> **Instruction**
Copy out the rows from the line with "piece-black-elephant[interactable]: 象 — [569, 54, 623, 108]" to the line with "banner-char: 学 — [52, 440, 118, 518]", both included.

+++ Extracted material

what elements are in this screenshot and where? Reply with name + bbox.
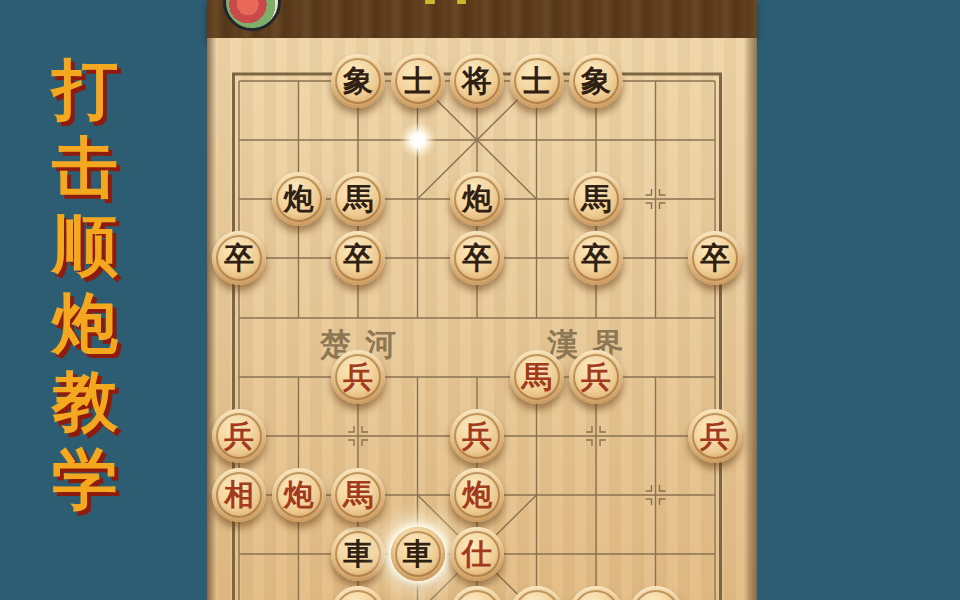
piece-black-elephant[interactable]: 象 — [569, 54, 623, 108]
clipped-player-text — [425, 0, 435, 4]
screenshot-stage: 打 击 顺 炮 教 学 楚河 漢界 象士将士象炮馬炮馬卒卒卒卒卒車車兵馬兵兵兵兵… — [0, 0, 960, 600]
banner-char: 击 — [52, 128, 118, 206]
board-edge-shadow — [743, 38, 757, 600]
piece-red-elephant[interactable]: 相 — [212, 468, 266, 522]
piece-black-horse[interactable]: 馬 — [569, 172, 623, 226]
piece-red-cannon[interactable]: 炮 — [272, 468, 326, 522]
piece-black-soldier[interactable]: 卒 — [569, 231, 623, 285]
banner-char: 教 — [52, 362, 118, 440]
piece-red-soldier[interactable]: 兵 — [688, 409, 742, 463]
board-edge-shadow — [207, 38, 217, 600]
piece-black-soldier[interactable]: 卒 — [212, 231, 266, 285]
piece-black-cannon[interactable]: 炮 — [450, 172, 504, 226]
banner-char: 学 — [52, 440, 118, 518]
piece-black-elephant[interactable]: 象 — [331, 54, 385, 108]
piece-red-horse[interactable]: 馬 — [331, 468, 385, 522]
banner-char: 炮 — [52, 284, 118, 362]
piece-red-soldier[interactable]: 兵 — [450, 409, 504, 463]
piece-red-soldier[interactable]: 兵 — [569, 350, 623, 404]
piece-black-king[interactable]: 将 — [450, 54, 504, 108]
piece-black-advisor[interactable]: 士 — [391, 54, 445, 108]
clipped-player-text — [457, 0, 466, 4]
banner-char: 顺 — [52, 206, 118, 284]
piece-black-advisor[interactable]: 士 — [510, 54, 564, 108]
piece-black-soldier[interactable]: 卒 — [688, 231, 742, 285]
piece-black-chariot[interactable]: 車 — [331, 527, 385, 581]
piece-red-soldier[interactable]: 兵 — [212, 409, 266, 463]
piece-red-horse[interactable]: 馬 — [510, 350, 564, 404]
lesson-title-banner: 打 击 顺 炮 教 学 — [33, 50, 137, 518]
banner-char: 打 — [52, 50, 118, 128]
piece-black-soldier[interactable]: 卒 — [450, 231, 504, 285]
piece-red-cannon[interactable]: 炮 — [450, 468, 504, 522]
piece-black-soldier[interactable]: 卒 — [331, 231, 385, 285]
piece-red-soldier[interactable]: 兵 — [331, 350, 385, 404]
piece-black-chariot[interactable]: 車 — [391, 527, 445, 581]
piece-black-cannon[interactable]: 炮 — [272, 172, 326, 226]
piece-red-advisor[interactable]: 仕 — [450, 527, 504, 581]
table-top-bar — [207, 0, 757, 40]
piece-black-horse[interactable]: 馬 — [331, 172, 385, 226]
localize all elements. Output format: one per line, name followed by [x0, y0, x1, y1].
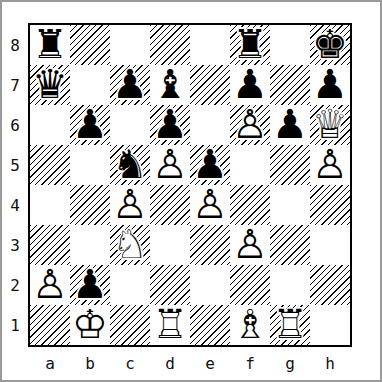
- square-c8[interactable]: [110, 25, 150, 65]
- black-pawn-halo: ♟: [230, 64, 270, 104]
- square-d6[interactable]: ♟♟: [150, 105, 190, 145]
- square-d5[interactable]: ♟♙: [150, 145, 190, 185]
- black-pawn-halo: ♟: [310, 64, 350, 104]
- square-a2[interactable]: ♟♙: [30, 265, 70, 305]
- black-rook-halo: ♜: [30, 24, 70, 64]
- square-f3[interactable]: ♟♙: [230, 225, 270, 265]
- piece-white-bishop: ♗: [230, 304, 270, 344]
- square-b8[interactable]: [70, 25, 110, 65]
- piece-black-pawn: ♟: [310, 64, 350, 104]
- square-e4[interactable]: ♟♙: [190, 185, 230, 225]
- file-label-d: d: [150, 349, 190, 377]
- white-pawn-halo: ♟: [310, 144, 350, 184]
- square-e6[interactable]: [190, 105, 230, 145]
- square-a6[interactable]: [30, 105, 70, 145]
- square-f1[interactable]: ♝♗: [230, 305, 270, 345]
- white-king-halo: ♚: [70, 304, 110, 344]
- square-a1[interactable]: [30, 305, 70, 345]
- rank-label-1: 1: [2, 305, 28, 345]
- piece-white-pawn: ♙: [190, 184, 230, 224]
- white-queen-halo: ♛: [310, 104, 350, 144]
- square-b4[interactable]: [70, 185, 110, 225]
- square-b5[interactable]: [70, 145, 110, 185]
- piece-white-pawn: ♙: [230, 104, 270, 144]
- square-f5[interactable]: [230, 145, 270, 185]
- square-b3[interactable]: [70, 225, 110, 265]
- square-e5[interactable]: ♟♟: [190, 145, 230, 185]
- square-a7[interactable]: ♛♛: [30, 65, 70, 105]
- square-h8[interactable]: ♚♚: [310, 25, 350, 65]
- white-pawn-halo: ♟: [150, 144, 190, 184]
- square-h3[interactable]: [310, 225, 350, 265]
- white-rook-halo: ♜: [150, 304, 190, 344]
- square-a8[interactable]: ♜♜: [30, 25, 70, 65]
- square-g4[interactable]: [270, 185, 310, 225]
- rank-label-4: 4: [2, 185, 28, 225]
- piece-black-pawn: ♟: [70, 104, 110, 144]
- rank-label-3: 3: [2, 225, 28, 265]
- square-h2[interactable]: [310, 265, 350, 305]
- square-d3[interactable]: [150, 225, 190, 265]
- black-pawn-halo: ♟: [110, 64, 150, 104]
- square-c6[interactable]: [110, 105, 150, 145]
- square-e7[interactable]: [190, 65, 230, 105]
- square-b2[interactable]: ♟♟: [70, 265, 110, 305]
- black-pawn-halo: ♟: [150, 104, 190, 144]
- piece-white-king: ♔: [70, 304, 110, 344]
- chess-board: ♜♜♜♜♚♚♛♛♟♟♝♝♟♟♟♟♟♟♟♟♟♙♟♟♛♕♞♞♟♙♟♟♟♙♟♙♟♙♞♘…: [30, 25, 350, 345]
- square-c7[interactable]: ♟♟: [110, 65, 150, 105]
- white-pawn-halo: ♟: [190, 184, 230, 224]
- square-h7[interactable]: ♟♟: [310, 65, 350, 105]
- square-g5[interactable]: [270, 145, 310, 185]
- piece-black-pawn: ♟: [190, 144, 230, 184]
- square-d2[interactable]: [150, 265, 190, 305]
- piece-black-pawn: ♟: [270, 104, 310, 144]
- piece-white-rook: ♖: [270, 304, 310, 344]
- rank-label-8: 8: [2, 25, 28, 65]
- square-f2[interactable]: [230, 265, 270, 305]
- rank-label-7: 7: [2, 65, 28, 105]
- file-labels: abcdefgh: [30, 349, 350, 377]
- square-g7[interactable]: [270, 65, 310, 105]
- square-a3[interactable]: [30, 225, 70, 265]
- black-pawn-halo: ♟: [70, 264, 110, 304]
- white-knight-halo: ♞: [110, 224, 150, 264]
- piece-white-rook: ♖: [150, 304, 190, 344]
- black-king-halo: ♚: [310, 24, 350, 64]
- piece-white-pawn: ♙: [230, 224, 270, 264]
- rank-label-5: 5: [2, 145, 28, 185]
- file-label-h: h: [310, 349, 350, 377]
- square-c4[interactable]: ♟♙: [110, 185, 150, 225]
- file-label-g: g: [270, 349, 310, 377]
- square-e2[interactable]: [190, 265, 230, 305]
- square-h4[interactable]: [310, 185, 350, 225]
- piece-black-king: ♚: [310, 24, 350, 64]
- square-c5[interactable]: ♞♞: [110, 145, 150, 185]
- piece-black-rook: ♜: [30, 24, 70, 64]
- black-knight-halo: ♞: [110, 144, 150, 184]
- file-label-a: a: [30, 349, 70, 377]
- black-queen-halo: ♛: [30, 64, 70, 104]
- piece-white-pawn: ♙: [30, 264, 70, 304]
- square-c3[interactable]: ♞♘: [110, 225, 150, 265]
- square-c1[interactable]: [110, 305, 150, 345]
- white-pawn-halo: ♟: [230, 224, 270, 264]
- file-label-b: b: [70, 349, 110, 377]
- square-f8[interactable]: ♜♜: [230, 25, 270, 65]
- white-bishop-halo: ♝: [230, 304, 270, 344]
- square-g3[interactable]: [270, 225, 310, 265]
- square-f4[interactable]: [230, 185, 270, 225]
- square-h5[interactable]: ♟♙: [310, 145, 350, 185]
- black-pawn-halo: ♟: [190, 144, 230, 184]
- piece-white-knight: ♘: [110, 224, 150, 264]
- white-pawn-halo: ♟: [110, 184, 150, 224]
- rank-label-2: 2: [2, 265, 28, 305]
- white-rook-halo: ♜: [270, 304, 310, 344]
- board-frame: ♜♜♜♜♚♚♛♛♟♟♝♝♟♟♟♟♟♟♟♟♟♙♟♟♛♕♞♞♟♙♟♟♟♙♟♙♟♙♞♘…: [28, 23, 352, 347]
- square-b6[interactable]: ♟♟: [70, 105, 110, 145]
- file-label-c: c: [110, 349, 150, 377]
- piece-white-queen: ♕: [310, 104, 350, 144]
- black-bishop-halo: ♝: [150, 64, 190, 104]
- square-g8[interactable]: [270, 25, 310, 65]
- black-pawn-halo: ♟: [70, 104, 110, 144]
- square-h6[interactable]: ♛♕: [310, 105, 350, 145]
- white-pawn-halo: ♟: [230, 104, 270, 144]
- square-f6[interactable]: ♟♙: [230, 105, 270, 145]
- square-d4[interactable]: [150, 185, 190, 225]
- square-a5[interactable]: [30, 145, 70, 185]
- square-f7[interactable]: ♟♟: [230, 65, 270, 105]
- rank-label-6: 6: [2, 105, 28, 145]
- square-e1[interactable]: [190, 305, 230, 345]
- black-rook-halo: ♜: [230, 24, 270, 64]
- square-d7[interactable]: ♝♝: [150, 65, 190, 105]
- piece-white-pawn: ♙: [110, 184, 150, 224]
- square-e8[interactable]: [190, 25, 230, 65]
- piece-white-pawn: ♙: [310, 144, 350, 184]
- piece-black-pawn: ♟: [110, 64, 150, 104]
- square-e3[interactable]: [190, 225, 230, 265]
- square-d8[interactable]: [150, 25, 190, 65]
- square-g6[interactable]: ♟♟: [270, 105, 310, 145]
- square-g1[interactable]: ♜♖: [270, 305, 310, 345]
- file-label-e: e: [190, 349, 230, 377]
- white-pawn-halo: ♟: [30, 264, 70, 304]
- piece-black-pawn: ♟: [230, 64, 270, 104]
- square-a4[interactable]: [30, 185, 70, 225]
- square-b7[interactable]: [70, 65, 110, 105]
- chess-diagram: 87654321 ♜♜♜♜♚♚♛♛♟♟♝♝♟♟♟♟♟♟♟♟♟♙♟♟♛♕♞♞♟♙♟…: [0, 0, 382, 382]
- piece-white-pawn: ♙: [150, 144, 190, 184]
- piece-black-bishop: ♝: [150, 64, 190, 104]
- square-c2[interactable]: [110, 265, 150, 305]
- square-h1[interactable]: [310, 305, 350, 345]
- piece-black-pawn: ♟: [150, 104, 190, 144]
- piece-black-knight: ♞: [110, 144, 150, 184]
- square-d1[interactable]: ♜♖: [150, 305, 190, 345]
- piece-black-queen: ♛: [30, 64, 70, 104]
- file-label-f: f: [230, 349, 270, 377]
- square-g2[interactable]: [270, 265, 310, 305]
- black-pawn-halo: ♟: [270, 104, 310, 144]
- piece-black-rook: ♜: [230, 24, 270, 64]
- square-b1[interactable]: ♚♔: [70, 305, 110, 345]
- piece-black-pawn: ♟: [70, 264, 110, 304]
- rank-labels: 87654321: [2, 25, 28, 345]
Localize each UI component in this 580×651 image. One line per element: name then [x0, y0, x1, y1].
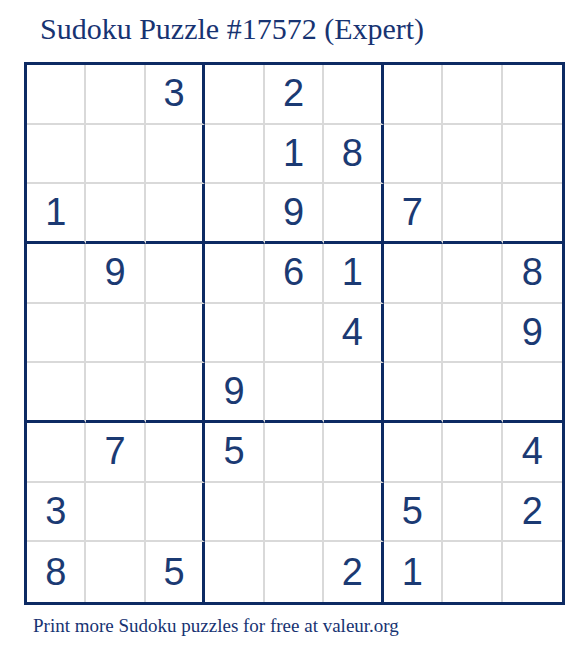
given-digit: 9 — [223, 370, 244, 413]
cell-r2c2 — [86, 125, 145, 185]
cell-r9c9 — [503, 542, 562, 602]
given-digit: 8 — [522, 251, 543, 294]
cell-r4c3 — [146, 244, 205, 304]
cell-r6c7 — [384, 363, 443, 423]
given-digit: 8 — [45, 551, 66, 594]
cell-r9c8 — [443, 542, 502, 602]
cell-r3c1: 1 — [27, 184, 86, 244]
cell-r4c1 — [27, 244, 86, 304]
cell-r9c4 — [205, 542, 264, 602]
cell-r3c4 — [205, 184, 264, 244]
cell-r4c5: 6 — [265, 244, 324, 304]
given-digit: 8 — [342, 132, 363, 175]
cell-r4c8 — [443, 244, 502, 304]
cell-r1c5: 2 — [265, 65, 324, 125]
cell-r1c8 — [443, 65, 502, 125]
cell-r9c3: 5 — [146, 542, 205, 602]
given-digit: 5 — [223, 430, 244, 473]
cell-r6c4: 9 — [205, 363, 264, 423]
cell-r1c3: 3 — [146, 65, 205, 125]
cell-r8c1: 3 — [27, 483, 86, 543]
cell-r2c1 — [27, 125, 86, 185]
given-digit: 4 — [522, 430, 543, 473]
cell-r7c5 — [265, 423, 324, 483]
cell-r7c1 — [27, 423, 86, 483]
cell-r2c8 — [443, 125, 502, 185]
cell-r4c9: 8 — [503, 244, 562, 304]
cell-r7c8 — [443, 423, 502, 483]
cell-r2c3 — [146, 125, 205, 185]
cell-r2c5: 1 — [265, 125, 324, 185]
cell-r6c5 — [265, 363, 324, 423]
given-digit: 7 — [402, 191, 423, 234]
cell-r3c5: 9 — [265, 184, 324, 244]
cell-r6c9 — [503, 363, 562, 423]
cell-r3c2 — [86, 184, 145, 244]
given-digit: 2 — [283, 72, 304, 115]
cell-r6c6 — [324, 363, 383, 423]
given-digit: 9 — [283, 191, 304, 234]
cell-r8c8 — [443, 483, 502, 543]
cell-r3c6 — [324, 184, 383, 244]
cell-r4c7 — [384, 244, 443, 304]
given-digit: 5 — [402, 490, 423, 533]
sudoku-board: 321819796184997543528521 — [24, 62, 565, 605]
given-digit: 4 — [342, 311, 363, 354]
puzzle-title: Sudoku Puzzle #17572 (Expert) — [40, 12, 424, 46]
cell-r9c2 — [86, 542, 145, 602]
cell-r8c5 — [265, 483, 324, 543]
cell-r7c4: 5 — [205, 423, 264, 483]
cell-r5c1 — [27, 304, 86, 364]
cell-r6c1 — [27, 363, 86, 423]
cell-r9c5 — [265, 542, 324, 602]
cell-r8c3 — [146, 483, 205, 543]
cell-r5c9: 9 — [503, 304, 562, 364]
cell-r8c9: 2 — [503, 483, 562, 543]
cell-r7c7 — [384, 423, 443, 483]
cell-r6c3 — [146, 363, 205, 423]
cell-r1c4 — [205, 65, 264, 125]
cell-r5c6: 4 — [324, 304, 383, 364]
given-digit: 1 — [45, 191, 66, 234]
cell-r3c7: 7 — [384, 184, 443, 244]
cell-r1c9 — [503, 65, 562, 125]
cell-r1c2 — [86, 65, 145, 125]
cell-r1c7 — [384, 65, 443, 125]
cell-r6c8 — [443, 363, 502, 423]
given-digit: 2 — [522, 490, 543, 533]
cell-r5c5 — [265, 304, 324, 364]
cell-r9c1: 8 — [27, 542, 86, 602]
cell-r2c4 — [205, 125, 264, 185]
cell-r8c4 — [205, 483, 264, 543]
given-digit: 2 — [342, 551, 363, 594]
cell-r2c9 — [503, 125, 562, 185]
cell-r9c6: 2 — [324, 542, 383, 602]
cell-r7c3 — [146, 423, 205, 483]
given-digit: 3 — [164, 72, 185, 115]
cell-r8c2 — [86, 483, 145, 543]
given-digit: 1 — [402, 551, 423, 594]
given-digit: 3 — [45, 490, 66, 533]
given-digit: 1 — [342, 251, 363, 294]
cell-r3c9 — [503, 184, 562, 244]
cell-r4c2: 9 — [86, 244, 145, 304]
cell-r1c6 — [324, 65, 383, 125]
given-digit: 7 — [105, 430, 126, 473]
cell-r6c2 — [86, 363, 145, 423]
cell-r3c3 — [146, 184, 205, 244]
given-digit: 6 — [283, 251, 304, 294]
cell-r4c6: 1 — [324, 244, 383, 304]
given-digit: 9 — [522, 311, 543, 354]
given-digit: 9 — [105, 251, 126, 294]
cell-r5c8 — [443, 304, 502, 364]
cell-r4c4 — [205, 244, 264, 304]
cell-r8c7: 5 — [384, 483, 443, 543]
cell-r7c9: 4 — [503, 423, 562, 483]
given-digit: 5 — [164, 551, 185, 594]
cell-r5c4 — [205, 304, 264, 364]
cell-r2c6: 8 — [324, 125, 383, 185]
cell-r5c3 — [146, 304, 205, 364]
footer-note: Print more Sudoku puzzles for free at va… — [33, 614, 399, 638]
cell-r3c8 — [443, 184, 502, 244]
cell-r1c1 — [27, 65, 86, 125]
cell-r2c7 — [384, 125, 443, 185]
cell-r5c2 — [86, 304, 145, 364]
cell-r5c7 — [384, 304, 443, 364]
cell-r7c6 — [324, 423, 383, 483]
cell-r9c7: 1 — [384, 542, 443, 602]
cell-r7c2: 7 — [86, 423, 145, 483]
cell-r8c6 — [324, 483, 383, 543]
given-digit: 1 — [283, 132, 304, 175]
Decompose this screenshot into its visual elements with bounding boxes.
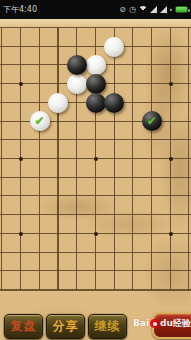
game-board[interactable]: ✔✔ — [0, 19, 191, 299]
star-point — [169, 82, 173, 86]
replay-button[interactable]: 复盘 — [4, 314, 43, 339]
share-button[interactable]: 分享 — [46, 314, 85, 339]
clock-time: 下午4:40 — [3, 0, 37, 19]
star-point — [19, 232, 23, 236]
white-stone: ✔ — [30, 111, 50, 131]
wifi-icon — [139, 6, 147, 14]
notification-dot-icon — [170, 9, 172, 11]
watermark-text-left: Bai — [133, 318, 149, 328]
watermark-text-right: du经验 — [160, 317, 191, 330]
app-screen: 下午4:40 ⊘ ◷ ✔✔ 复盘 分享 继续 Bai du经验 — [0, 0, 191, 340]
black-stone — [86, 93, 106, 113]
continue-button[interactable]: 继续 — [88, 314, 127, 339]
mute-icon: ⊘ — [119, 6, 126, 14]
status-icons: ⊘ ◷ — [119, 6, 188, 14]
star-point — [19, 157, 23, 161]
baidu-paw-logo-icon — [150, 319, 159, 328]
white-stone — [86, 55, 106, 75]
star-point — [169, 157, 173, 161]
star-point — [169, 232, 173, 236]
last-move-check-icon: ✔ — [35, 115, 45, 127]
board-area: ✔✔ 复盘 分享 继续 Bai du经验 — [0, 19, 191, 340]
white-stone — [67, 74, 87, 94]
clock-icon: ◷ — [129, 6, 136, 14]
watermark: Bai du经验 — [133, 316, 191, 330]
signal-icon — [150, 6, 157, 13]
signal-icon-2 — [160, 6, 167, 13]
battery-icon — [175, 6, 188, 13]
star-point — [19, 82, 23, 86]
star-point — [94, 157, 98, 161]
last-move-check-icon: ✔ — [147, 115, 157, 127]
status-bar: 下午4:40 ⊘ ◷ — [0, 0, 191, 19]
white-stone — [48, 93, 68, 113]
black-stone — [86, 74, 106, 94]
white-stone — [104, 37, 124, 57]
star-point — [94, 232, 98, 236]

++++++

> **Reply to the exercise**
piece-black-elephant[interactable]: 象 — [569, 54, 623, 108]
clipped-player-text — [425, 0, 435, 4]
screenshot-stage: 打 击 顺 炮 教 学 楚河 漢界 象士将士象炮馬炮馬卒卒卒卒卒車車兵馬兵兵兵兵… — [0, 0, 960, 600]
banner-char: 击 — [52, 128, 118, 206]
board-edge-shadow — [743, 38, 757, 600]
piece-red-elephant[interactable]: 相 — [212, 468, 266, 522]
piece-black-horse[interactable]: 馬 — [569, 172, 623, 226]
piece-red-cannon[interactable]: 炮 — [272, 468, 326, 522]
piece-black-soldier[interactable]: 卒 — [569, 231, 623, 285]
banner-char: 教 — [52, 362, 118, 440]
piece-red-soldier[interactable]: 兵 — [688, 409, 742, 463]
board-edge-shadow — [207, 38, 217, 600]
piece-black-soldier[interactable]: 卒 — [212, 231, 266, 285]
piece-black-cannon[interactable]: 炮 — [450, 172, 504, 226]
banner-char: 学 — [52, 440, 118, 518]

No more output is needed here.